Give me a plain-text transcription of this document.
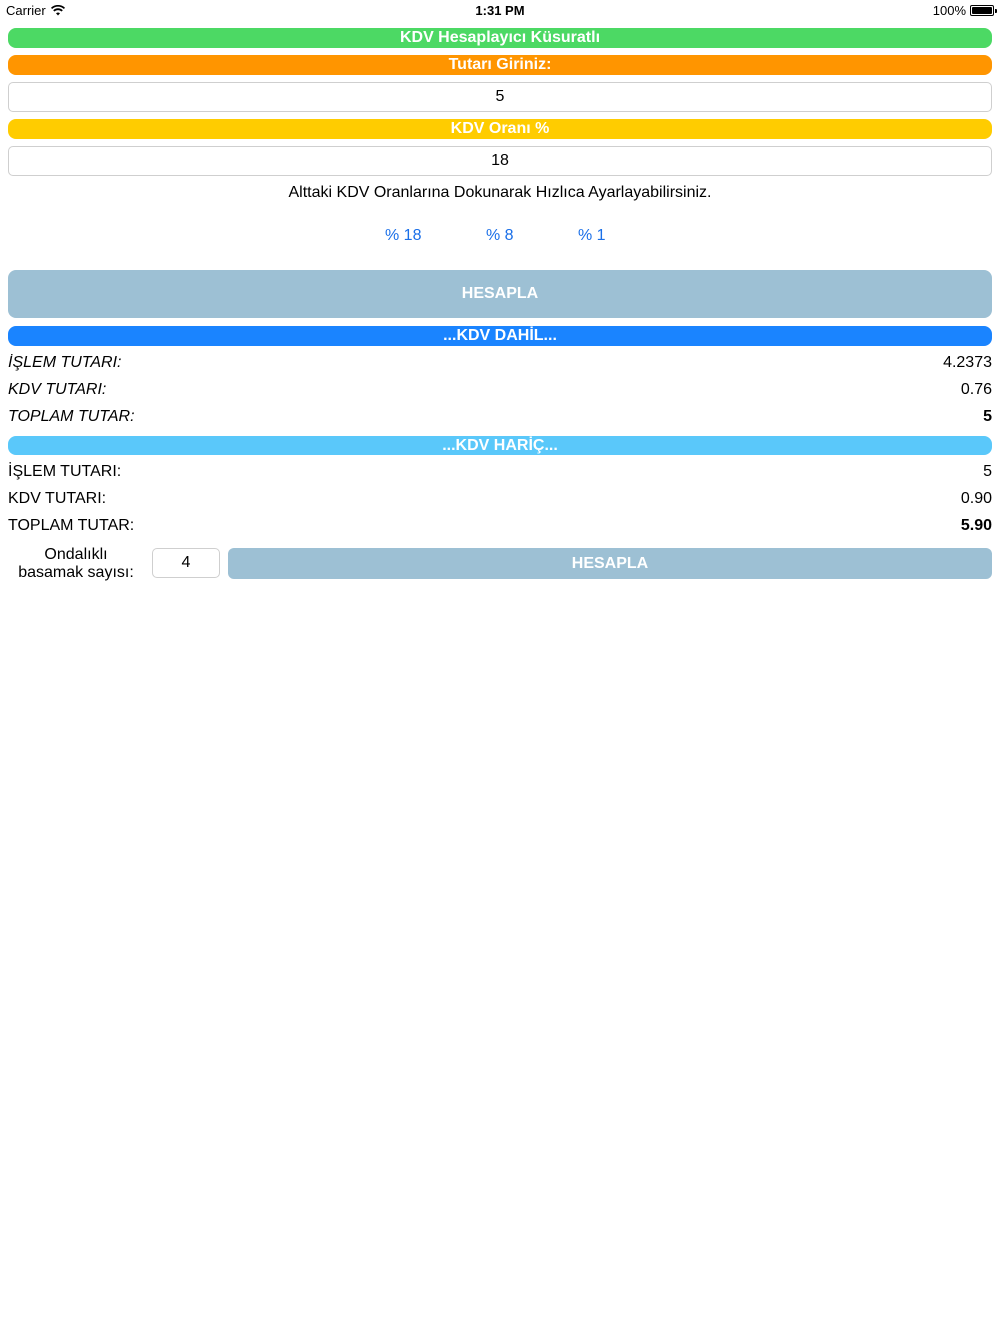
Carrier	1:31 PM	100%
KDV Hesaplayıcı Küsuratlı
Tutarı Giriniz:
5
KDV Oranı %
18
Alttaki KDV Oranlarına Dokunarak Hızlıca Ayarlayabilirsiniz.
% 18	% 8	% 1
HESAPLA
...KDV DAHİL...
İŞLEM TUTARI:	4.2373
KDV TUTARI:	0.76
TOPLAM TUTAR:	5
...KDV HARİÇ...
İŞLEM TUTARI:	5
KDV TUTARI:	0.90
TOPLAM TUTAR:	5.90
Ondalıklı
basamak sayısı:
4	HESAPLA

******

## [WHAT THE EXERCISE ASKS]
Exactly reproduce the entries above, minus the pictures.

## [THE OUTPUT]
Give me a plain-text transcription of this document.
Carrier	1:31 PM	100%
KDV Hesaplayıcı Küsuratlı
Tutarı Giriniz:
5
KDV Oranı %
18
Alttaki KDV Oranlarına Dokunarak Hızlıca Ayarlayabilirsiniz.
% 18	% 8	% 1
HESAPLA
...KDV DAHİL...
İŞLEM TUTARI:	4.2373
KDV TUTARI:	0.76
TOPLAM TUTAR:	5
...KDV HARİÇ...
İŞLEM TUTARI:	5
KDV TUTARI:	0.90
TOPLAM TUTAR:	5.90
Ondalıklı
basamak sayısı:
4	HESAPLA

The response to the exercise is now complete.